◆ **Page excerpt**
Seeds of Control
Ottawa’s groundwork for future restrictions on our land, water, bodies, and food... and why saving seed must be a right, not a privilege
Editor’s note: Within, at the end, is steps to be heard… If we do not act before October 3 and October 18, 2025, Ottawa will hear only from the industry-funded lobbyists and NGOs who profit when sovereignty is stripped from the people who actually grow food and raise cattle… We cannot allow silence to be mistaken for consent.
The groundwork is unmistakable
Every farmer and rancher knows that saving seed is more than thrift… it’s survival.
A seed that thrives in my soil, in my valley, in my season of drought, becomes stronger with every generation. That’s how communities have built resilience for centuries. It’s not just about growing food. It’s about passing down sovereignty.
And yet, today in Canada, that foundation is being chipped away.
Two federal initiatives are moving at once:
Plant Breeders’ Rights (PBR) Regulations Draft… August 9, 2025
Ottawa has proposed amendments that strip away the farmers’ privilege (the ability to save and replant seed of PBR-protected varieties) for entire categories: fruits, vegetables, ornamentals, vegetatively-propagated plants, and hybrids/parental lines.The official line is that cereals and pulses aren’t covered… “yet”. But the precedent is set, the pattern unmistakable.
Seed Regulatory Modernisation (SRM) — CFIA policy paper, July 2025
At the same time, the CFIA is rewriting the Seeds Regulations. They speak of “future-proofing” and “efficiency.”hidden in the details are new grading, licensing, origin labelling rules, and incorporation-by-reference clauses
Together the pattern is set which allow changes later without Parliament’s approval… The draft text is expected in 2026.
We are told this is not a “ban”… and technically it isn’t…”not yet”. But sovereignty isn’t lost in a single stroke… It’s lost in a series of narrow carve-outs, each dressed up as “technical updates” until one day “your right to save seed” has disappeared altogether.
This is the groundwork. And unless we stand against it now, the foundation of Canadian food security will be recast from a right into a revocable privilege.
The architecture of control
When governments want control, they don’t seize it all at once. They build architecture… the laws, definitions, and procedures that make future restrictions easy, legal, and enforceable.
That is exactly what’s happening now with the Plant Breeders’ Rights (PBR) amendments and the Seed Regulatory Modernisation (SRM) package.
The language trick: from “Right” to “privilege”
Under Canada’s adoption of UPOV ’91 in 2015, saving seed of a protected variety stopped being a right and became a “farmers’ privilege”… That word is the tell.
A privilege is conditional. It can be narrowed, suspended, or revoked. And in the August 2025 draft, that’s precisely what Ottawa is doing—removing the privilege entirely for whole categories: fruits, vegetables, ornamentals, vegetatively-propagated plants, and hybrids/parental lines.
Today it’s horticulture. Tomorrow it could be forage, cereals, or pulses. Once the legal principle is established, extending it is simply a matter of political will.
The regulatory trapdoor
The SRM package goes further by setting up incorporation-by-reference rules… meaning technical requirements can be changed later without a full legislative process. On paper, it looks like efficiency… In practice, it’s a trapdoor. Ottawa will be able to update seed rules quietly, bypassing Parliament, with little public debate.
What begins as “origin labelling” or “grading clarity” can, through a simple regulatory update, become a full mandate: no unregistered seed, no heritage seed, no farmer-saved seed.

◆ **Exercise tasks**
1. Name every category of plants for which, according to the seed-saving article, the August 2025 draft would remove the farmers' privilege.
2. Pick up the article on seed saving in Canada after its last sentence and continue it.

◆ **Material provided**
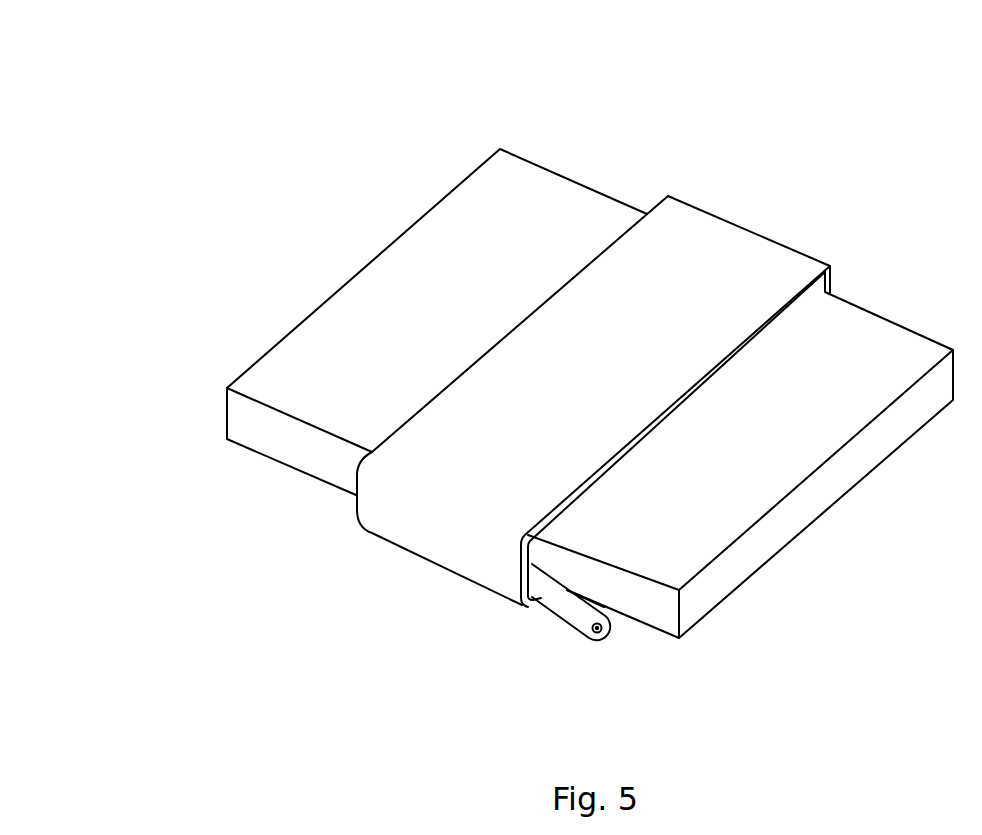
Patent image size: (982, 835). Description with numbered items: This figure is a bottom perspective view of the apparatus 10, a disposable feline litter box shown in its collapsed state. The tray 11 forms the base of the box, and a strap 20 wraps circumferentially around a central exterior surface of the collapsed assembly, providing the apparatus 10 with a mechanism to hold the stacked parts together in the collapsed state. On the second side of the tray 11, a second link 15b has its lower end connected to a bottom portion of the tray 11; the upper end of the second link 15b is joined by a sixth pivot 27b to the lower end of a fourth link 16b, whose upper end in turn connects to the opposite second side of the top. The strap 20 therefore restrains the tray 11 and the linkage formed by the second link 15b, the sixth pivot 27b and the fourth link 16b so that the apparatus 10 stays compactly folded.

The apparatus 10 is at (123, 107).
The strap 20 is at (732, 242).
The tray 11 is at (755, 473).
The second link 15b is at (604, 607).
The fourth link 16b is at (560, 602).
The sixth pivot 27b is at (602, 633).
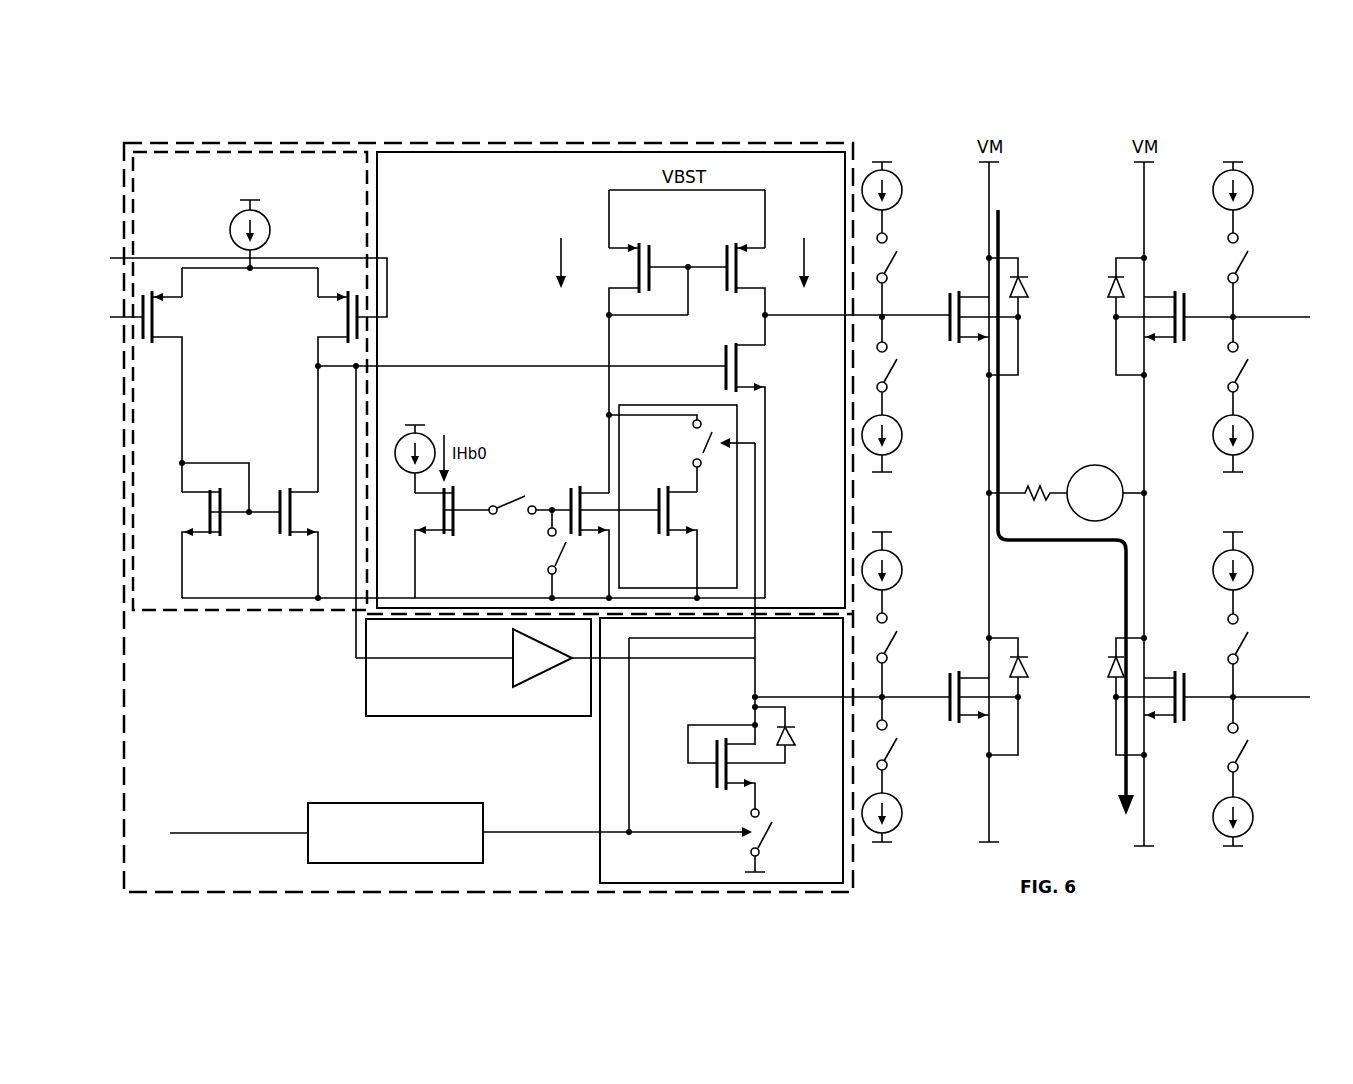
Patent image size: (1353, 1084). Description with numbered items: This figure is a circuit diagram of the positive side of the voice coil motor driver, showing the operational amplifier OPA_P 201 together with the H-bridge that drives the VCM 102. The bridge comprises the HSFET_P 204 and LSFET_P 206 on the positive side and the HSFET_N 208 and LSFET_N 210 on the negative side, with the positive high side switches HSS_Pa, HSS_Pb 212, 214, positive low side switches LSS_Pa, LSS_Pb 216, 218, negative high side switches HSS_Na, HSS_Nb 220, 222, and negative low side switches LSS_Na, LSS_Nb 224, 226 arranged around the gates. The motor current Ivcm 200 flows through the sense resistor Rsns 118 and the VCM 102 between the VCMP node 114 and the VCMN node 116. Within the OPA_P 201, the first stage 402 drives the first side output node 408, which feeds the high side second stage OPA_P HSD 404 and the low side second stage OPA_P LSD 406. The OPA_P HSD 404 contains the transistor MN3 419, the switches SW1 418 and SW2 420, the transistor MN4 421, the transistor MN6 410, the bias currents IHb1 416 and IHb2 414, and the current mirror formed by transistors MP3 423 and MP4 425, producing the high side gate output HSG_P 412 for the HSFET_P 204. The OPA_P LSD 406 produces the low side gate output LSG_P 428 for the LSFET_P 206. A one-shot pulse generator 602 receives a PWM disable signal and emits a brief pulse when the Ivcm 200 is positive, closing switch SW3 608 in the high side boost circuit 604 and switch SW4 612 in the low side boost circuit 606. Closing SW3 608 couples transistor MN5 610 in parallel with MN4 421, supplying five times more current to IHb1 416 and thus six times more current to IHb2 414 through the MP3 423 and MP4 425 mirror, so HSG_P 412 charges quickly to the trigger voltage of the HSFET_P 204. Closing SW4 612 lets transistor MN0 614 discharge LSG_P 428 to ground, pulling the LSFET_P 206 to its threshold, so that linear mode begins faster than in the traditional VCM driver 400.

The traditional VCM driver 400 is at (1291, 131).
The OPA_P 201 is at (268, 732).
The OPA_P first stage 402 is at (203, 211).
The OPA_P high side second stage (OPA_P HSD) 404 is at (473, 228).
The OPA_P low side second stage (OPA_P LSD) 406 is at (425, 690).
The first side output node 408 is at (488, 364).
The transistor MN6 410 is at (723, 359).
The high side gate output (HSG_P) 412 is at (768, 318).
The high side current IHb2 414 is at (806, 262).
The high side current IHb1 416 is at (556, 262).
The switch SW1 418 is at (516, 500).
The transistor MN3 419 is at (456, 522).
The switch SW2 420 is at (544, 555).
The transistor MN4 421 is at (570, 497).
The transistor MP3 423 is at (653, 256).
The transistor MP4 425 is at (718, 256).
The low side gate output (LSG_P) 428 is at (752, 695).
The one-shot pulse generator 602 is at (395, 803).
The high side boost circuit 604 is at (745, 491).
The low side boost circuit 606 is at (594, 746).
The switch SW3 608 is at (705, 447).
The transistor MN5 610 is at (659, 526).
The switch SW4 612 is at (768, 835).
The transistor MN0 614 is at (712, 778).
The HSFET_P 204 is at (1042, 247).
The LSFET_P 206 is at (1013, 628).
The HSFET_N 208 is at (1099, 336).
The LSFET_N 210 is at (1099, 771).
The positive high side switch HSS_Pa 212 is at (893, 264).
The positive high side switch HSS_Pb 214 is at (893, 369).
The positive low side switch LSS_Pa 216 is at (893, 641).
The positive low side switch LSS_Pb 218 is at (893, 748).
The negative high side switch HSS_Na 220 is at (1245, 263).
The negative high side switch HSS_Nb 222 is at (1245, 369).
The negative low side switch LSS_Na 224 is at (1246, 644).
The negative low side switch LSS_Nb 226 is at (1246, 751).
The VCM 102 is at (1098, 465).
The VCMP node 114 is at (985, 496).
The VCMN node 116 is at (1147, 491).
The Rsns 118 is at (1036, 489).
The Ivcm 200 is at (1087, 544).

◆ **Outputs**
1. fruits, vegetables, ornamentals, vegetatively-propagated plants, and hybrids/parental lines

2.
Control disguised as quality
The public narrative is that these changes ensure “quality” and “market access”, but control is often sold as safety... Food is no different.
Once saving seed is officially recast as a conditional privilege, there is no barrier to narrowing it further… and every incentive for lobbyists and industry-linked NGOs to push exactly that.
This is not speculation. It’s the pattern we’ve already seen in our land policy, our water policy, and our bodily autonomy in recent years… Sovereignty erodes not through blunt force, but through administrative narrowing… where each technical change feels small, but the net effect is enormous. Your silence in these changes = Consent.
Ottawa is not just regulating seed. It is building the legal scaffolding for control.
Who benefits?
Every Canadian farmer and rancher knows the answer instinctively: “not us and not regular Canadians”.
We don’t save seed to get rich. We do it to survive harsh seasons, adapt to local soils, and keep our families fed. The ones who benefit from these new frameworks are not the people sowing the ground, but the people writing the rules.
The NGO… government carousel
Look closely at the advisory boards and consultation panels. You’ll see the same names repeat: “NGO executives”, “industry lobbyists”, “conglomerate controlled farmers”, and “corporate lawyers”… Many of these “experts” have sat in government posts, shuffled into subsidised NGOs, then circled back as “independent experts”… It’s a carousel of influence, funded by taxpayer money, masked as neutral consultation.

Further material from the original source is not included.